## TASK STATEMENT
Gather all lines with "base" from the records.
______
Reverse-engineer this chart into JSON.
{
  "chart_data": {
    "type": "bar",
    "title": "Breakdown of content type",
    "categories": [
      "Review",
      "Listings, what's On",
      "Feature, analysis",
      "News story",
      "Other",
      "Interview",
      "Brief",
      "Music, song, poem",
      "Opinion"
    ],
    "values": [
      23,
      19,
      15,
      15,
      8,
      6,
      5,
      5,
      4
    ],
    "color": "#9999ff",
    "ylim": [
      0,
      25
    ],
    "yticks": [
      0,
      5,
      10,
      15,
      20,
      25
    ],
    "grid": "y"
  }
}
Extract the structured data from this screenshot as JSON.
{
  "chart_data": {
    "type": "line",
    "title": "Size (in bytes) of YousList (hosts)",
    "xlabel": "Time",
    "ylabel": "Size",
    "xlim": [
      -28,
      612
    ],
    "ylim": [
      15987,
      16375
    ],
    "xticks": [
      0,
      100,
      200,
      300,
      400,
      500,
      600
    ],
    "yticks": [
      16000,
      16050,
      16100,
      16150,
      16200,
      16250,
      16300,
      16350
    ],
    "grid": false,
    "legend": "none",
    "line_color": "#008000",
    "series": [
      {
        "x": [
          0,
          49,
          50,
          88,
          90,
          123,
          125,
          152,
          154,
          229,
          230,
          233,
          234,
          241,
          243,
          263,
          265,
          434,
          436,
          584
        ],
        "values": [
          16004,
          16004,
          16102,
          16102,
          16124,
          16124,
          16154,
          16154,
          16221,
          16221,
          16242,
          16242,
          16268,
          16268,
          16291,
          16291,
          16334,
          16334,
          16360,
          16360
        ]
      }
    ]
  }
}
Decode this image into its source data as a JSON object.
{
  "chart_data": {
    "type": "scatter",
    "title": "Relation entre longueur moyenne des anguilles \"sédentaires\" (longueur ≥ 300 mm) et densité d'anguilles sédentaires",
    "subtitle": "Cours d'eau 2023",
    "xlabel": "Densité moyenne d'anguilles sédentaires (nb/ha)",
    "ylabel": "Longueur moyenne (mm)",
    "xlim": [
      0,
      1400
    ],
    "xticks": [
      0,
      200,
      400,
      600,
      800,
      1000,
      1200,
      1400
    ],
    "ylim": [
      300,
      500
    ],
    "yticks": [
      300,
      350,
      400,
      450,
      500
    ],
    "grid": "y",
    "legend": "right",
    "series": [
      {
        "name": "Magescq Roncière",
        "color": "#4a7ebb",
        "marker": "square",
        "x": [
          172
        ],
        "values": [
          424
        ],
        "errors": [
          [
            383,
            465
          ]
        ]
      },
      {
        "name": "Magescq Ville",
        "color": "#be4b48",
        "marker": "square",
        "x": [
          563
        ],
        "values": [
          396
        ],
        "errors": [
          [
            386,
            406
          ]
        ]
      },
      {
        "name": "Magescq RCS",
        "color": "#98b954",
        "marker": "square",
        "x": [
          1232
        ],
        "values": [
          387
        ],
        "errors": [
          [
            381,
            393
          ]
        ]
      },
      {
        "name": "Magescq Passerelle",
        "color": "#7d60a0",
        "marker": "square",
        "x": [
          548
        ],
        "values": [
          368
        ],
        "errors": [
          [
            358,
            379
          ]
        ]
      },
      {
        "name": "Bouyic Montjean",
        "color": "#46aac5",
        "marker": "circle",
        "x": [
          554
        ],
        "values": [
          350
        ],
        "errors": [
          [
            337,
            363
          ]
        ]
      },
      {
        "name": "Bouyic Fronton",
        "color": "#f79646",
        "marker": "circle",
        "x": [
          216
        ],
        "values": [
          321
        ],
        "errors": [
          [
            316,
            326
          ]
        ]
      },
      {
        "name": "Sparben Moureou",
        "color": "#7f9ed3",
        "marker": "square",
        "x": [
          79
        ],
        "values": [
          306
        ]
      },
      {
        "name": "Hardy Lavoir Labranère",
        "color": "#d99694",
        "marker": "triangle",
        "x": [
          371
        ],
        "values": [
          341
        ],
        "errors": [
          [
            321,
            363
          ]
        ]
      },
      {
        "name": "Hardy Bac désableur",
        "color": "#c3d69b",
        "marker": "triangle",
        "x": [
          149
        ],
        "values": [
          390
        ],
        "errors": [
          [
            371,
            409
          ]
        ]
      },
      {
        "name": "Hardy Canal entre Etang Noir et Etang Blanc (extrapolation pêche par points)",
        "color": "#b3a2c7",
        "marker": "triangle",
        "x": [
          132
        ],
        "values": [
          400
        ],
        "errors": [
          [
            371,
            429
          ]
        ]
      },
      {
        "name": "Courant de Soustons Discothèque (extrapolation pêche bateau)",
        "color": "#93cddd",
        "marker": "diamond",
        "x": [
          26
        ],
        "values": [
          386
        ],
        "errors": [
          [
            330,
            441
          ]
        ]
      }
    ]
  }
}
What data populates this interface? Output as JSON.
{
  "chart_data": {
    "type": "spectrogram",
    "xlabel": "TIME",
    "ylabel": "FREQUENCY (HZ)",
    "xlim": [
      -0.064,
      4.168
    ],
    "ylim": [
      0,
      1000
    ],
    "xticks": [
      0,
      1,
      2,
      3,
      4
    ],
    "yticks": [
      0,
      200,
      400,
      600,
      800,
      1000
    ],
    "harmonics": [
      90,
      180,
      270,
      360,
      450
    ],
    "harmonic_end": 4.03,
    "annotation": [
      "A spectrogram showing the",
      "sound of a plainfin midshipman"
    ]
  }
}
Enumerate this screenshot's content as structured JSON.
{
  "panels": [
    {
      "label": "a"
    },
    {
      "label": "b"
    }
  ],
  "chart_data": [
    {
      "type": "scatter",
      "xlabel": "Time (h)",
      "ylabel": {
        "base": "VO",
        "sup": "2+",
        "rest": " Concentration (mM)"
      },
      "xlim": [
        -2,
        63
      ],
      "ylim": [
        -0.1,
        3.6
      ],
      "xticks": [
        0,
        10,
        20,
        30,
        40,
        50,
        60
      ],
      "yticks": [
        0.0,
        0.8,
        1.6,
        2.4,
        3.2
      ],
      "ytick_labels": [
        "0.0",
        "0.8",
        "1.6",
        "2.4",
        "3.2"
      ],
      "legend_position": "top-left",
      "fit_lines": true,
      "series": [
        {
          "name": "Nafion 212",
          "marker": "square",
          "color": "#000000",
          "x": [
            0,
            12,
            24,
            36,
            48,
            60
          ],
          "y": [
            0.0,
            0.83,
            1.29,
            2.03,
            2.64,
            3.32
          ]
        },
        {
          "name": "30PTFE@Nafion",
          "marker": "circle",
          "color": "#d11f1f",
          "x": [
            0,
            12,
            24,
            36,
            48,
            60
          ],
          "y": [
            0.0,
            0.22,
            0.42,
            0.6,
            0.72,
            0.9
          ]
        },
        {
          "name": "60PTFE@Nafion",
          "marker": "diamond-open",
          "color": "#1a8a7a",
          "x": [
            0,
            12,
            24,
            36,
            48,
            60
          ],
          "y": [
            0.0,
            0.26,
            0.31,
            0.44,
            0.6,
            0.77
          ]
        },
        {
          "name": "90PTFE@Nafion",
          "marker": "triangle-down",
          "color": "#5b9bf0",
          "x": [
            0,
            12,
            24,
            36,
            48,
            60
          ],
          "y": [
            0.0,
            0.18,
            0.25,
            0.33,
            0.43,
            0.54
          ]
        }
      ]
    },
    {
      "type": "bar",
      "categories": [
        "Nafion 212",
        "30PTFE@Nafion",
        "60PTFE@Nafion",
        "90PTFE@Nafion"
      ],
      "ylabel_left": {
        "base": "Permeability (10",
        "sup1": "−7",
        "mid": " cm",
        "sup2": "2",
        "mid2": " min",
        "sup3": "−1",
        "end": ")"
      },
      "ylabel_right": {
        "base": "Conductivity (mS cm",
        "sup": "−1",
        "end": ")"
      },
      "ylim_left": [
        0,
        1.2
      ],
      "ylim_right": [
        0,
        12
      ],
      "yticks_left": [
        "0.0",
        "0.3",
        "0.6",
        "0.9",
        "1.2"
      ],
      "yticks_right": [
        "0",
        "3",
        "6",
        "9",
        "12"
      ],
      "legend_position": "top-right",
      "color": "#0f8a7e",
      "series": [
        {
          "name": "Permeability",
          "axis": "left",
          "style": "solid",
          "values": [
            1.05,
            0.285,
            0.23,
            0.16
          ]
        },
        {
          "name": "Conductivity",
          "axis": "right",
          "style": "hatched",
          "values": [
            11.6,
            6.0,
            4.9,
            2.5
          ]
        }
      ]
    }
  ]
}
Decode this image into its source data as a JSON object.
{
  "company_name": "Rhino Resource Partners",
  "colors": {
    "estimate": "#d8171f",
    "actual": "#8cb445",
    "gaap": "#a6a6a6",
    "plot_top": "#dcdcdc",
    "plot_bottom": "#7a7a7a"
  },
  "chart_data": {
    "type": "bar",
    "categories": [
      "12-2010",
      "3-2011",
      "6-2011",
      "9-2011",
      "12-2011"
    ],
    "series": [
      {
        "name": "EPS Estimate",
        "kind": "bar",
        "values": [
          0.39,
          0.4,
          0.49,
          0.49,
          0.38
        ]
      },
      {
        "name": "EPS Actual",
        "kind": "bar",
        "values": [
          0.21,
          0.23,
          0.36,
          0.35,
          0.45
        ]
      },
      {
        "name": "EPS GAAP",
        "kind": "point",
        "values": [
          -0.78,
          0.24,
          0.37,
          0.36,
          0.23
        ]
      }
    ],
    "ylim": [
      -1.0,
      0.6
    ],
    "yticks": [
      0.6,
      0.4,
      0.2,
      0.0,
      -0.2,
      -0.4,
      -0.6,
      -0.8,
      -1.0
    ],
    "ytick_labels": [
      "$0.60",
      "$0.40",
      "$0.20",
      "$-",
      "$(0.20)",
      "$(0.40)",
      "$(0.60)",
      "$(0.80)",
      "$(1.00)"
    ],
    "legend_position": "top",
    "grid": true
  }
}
______
## RESPONSE TO THE TASK
        "base": "VO",
        "base": "Permeability (10",
        "base": "Conductivity (mS cm",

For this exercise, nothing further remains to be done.